Stated exercise
Every line of the records must be repeated exactly; pictures stay out.

[Stored items]
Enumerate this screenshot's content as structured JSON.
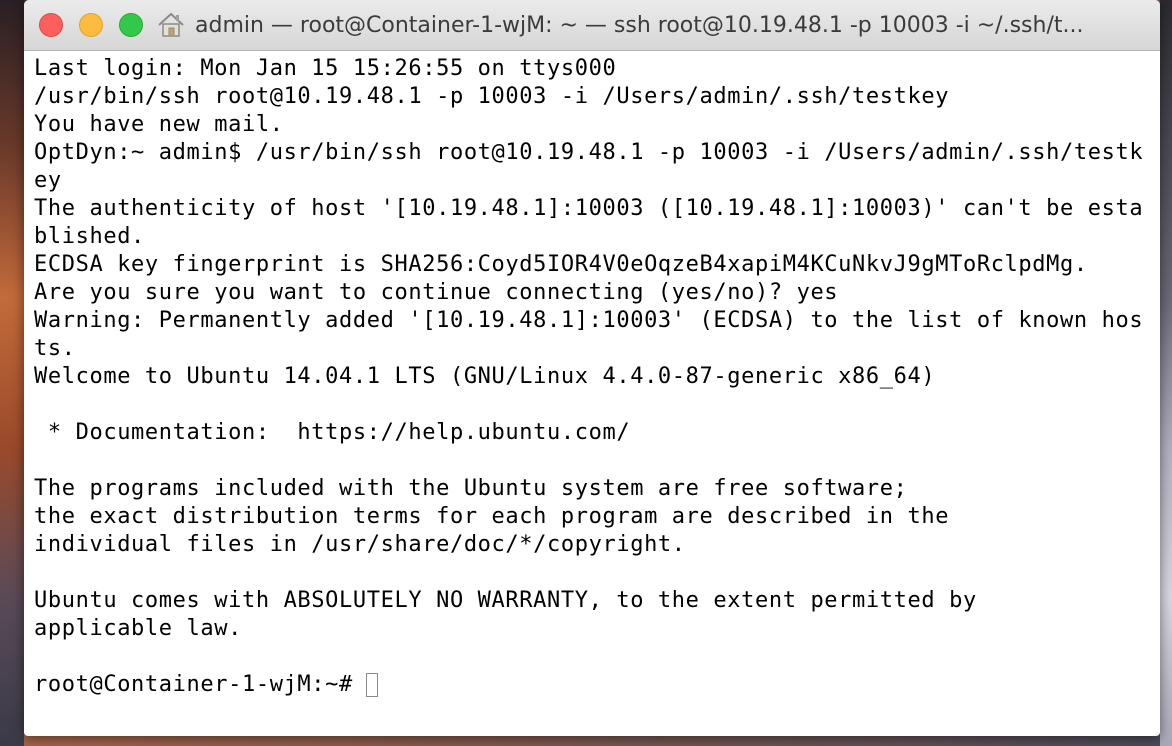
{
  "window": {
    "title": "admin — root@Container-1-wjM: ~ — ssh root@10.19.48.1 -p 10003 -i ~/.ssh/t..."
  },
  "icons": {
    "close": "close-button",
    "minimize": "minimize-button",
    "zoom": "zoom-button",
    "home": "home-icon"
  },
  "colors": {
    "close": "#fc605c",
    "minimize": "#fdbc40",
    "zoom": "#34c84a"
  },
  "terminal": {
    "lines": [
      "Last login: Mon Jan 15 15:26:55 on ttys000",
      "/usr/bin/ssh root@10.19.48.1 -p 10003 -i /Users/admin/.ssh/testkey",
      "You have new mail.",
      "OptDyn:~ admin$ /usr/bin/ssh root@10.19.48.1 -p 10003 -i /Users/admin/.ssh/testk",
      "ey",
      "The authenticity of host '[10.19.48.1]:10003 ([10.19.48.1]:10003)' can't be esta",
      "blished.",
      "ECDSA key fingerprint is SHA256:Coyd5IOR4V0eOqzeB4xapiM4KCuNkvJ9gMToRclpdMg.",
      "Are you sure you want to continue connecting (yes/no)? yes",
      "Warning: Permanently added '[10.19.48.1]:10003' (ECDSA) to the list of known hos",
      "ts.",
      "Welcome to Ubuntu 14.04.1 LTS (GNU/Linux 4.4.0-87-generic x86_64)",
      "",
      " * Documentation:  https://help.ubuntu.com/",
      "",
      "The programs included with the Ubuntu system are free software;",
      "the exact distribution terms for each program are described in the",
      "individual files in /usr/share/doc/*/copyright.",
      "",
      "Ubuntu comes with ABSOLUTELY NO WARRANTY, to the extent permitted by",
      "applicable law.",
      ""
    ],
    "prompt": "root@Container-1-wjM:~#"
  }
}
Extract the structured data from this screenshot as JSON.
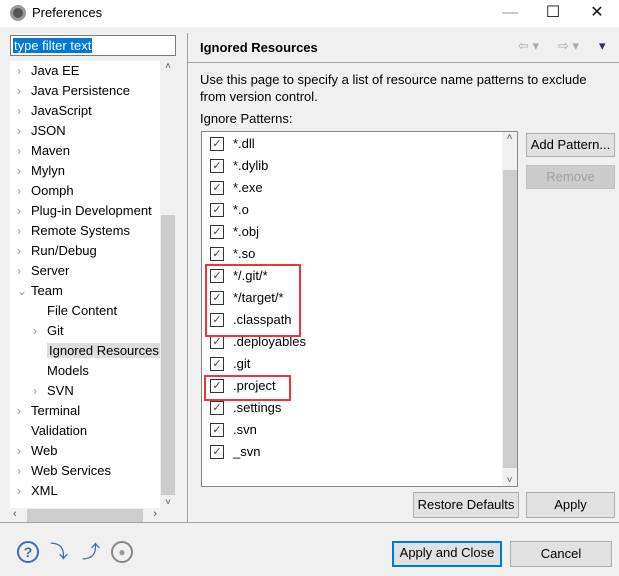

Answer for the task
Enumerate this screenshot's content as structured JSON.
{
  "window": {
    "title": "admin — root@Container-1-wjM: ~ — ssh root@10.19.48.1 -p 10003 -i ~/.ssh/t..."
  },
  "icons": {
    "close": "close-button",
    "minimize": "minimize-button",
    "zoom": "zoom-button",
    "home": "home-icon"
  },
  "colors": {
    "close": "#fc605c",
    "minimize": "#fdbc40",
    "zoom": "#34c84a"
  },
  "terminal": {
    "lines": [
      "Last login: Mon Jan 15 15:26:55 on ttys000",
      "/usr/bin/ssh root@10.19.48.1 -p 10003 -i /Users/admin/.ssh/testkey",
      "You have new mail.",
      "OptDyn:~ admin$ /usr/bin/ssh root@10.19.48.1 -p 10003 -i /Users/admin/.ssh/testk",
      "ey",
      "The authenticity of host '[10.19.48.1]:10003 ([10.19.48.1]:10003)' can't be esta",
      "blished.",
      "ECDSA key fingerprint is SHA256:Coyd5IOR4V0eOqzeB4xapiM4KCuNkvJ9gMToRclpdMg.",
      "Are you sure you want to continue connecting (yes/no)? yes",
      "Warning: Permanently added '[10.19.48.1]:10003' (ECDSA) to the list of known hos",
      "ts.",
      "Welcome to Ubuntu 14.04.1 LTS (GNU/Linux 4.4.0-87-generic x86_64)",
      "",
      " * Documentation:  https://help.ubuntu.com/",
      "",
      "The programs included with the Ubuntu system are free software;",
      "the exact distribution terms for each program are described in the",
      "individual files in /usr/share/doc/*/copyright.",
      "",
      "Ubuntu comes with ABSOLUTELY NO WARRANTY, to the extent permitted by",
      "applicable law.",
      ""
    ],
    "prompt": "root@Container-1-wjM:~#"
  }
}
Extract the structured data from this screenshot as JSON.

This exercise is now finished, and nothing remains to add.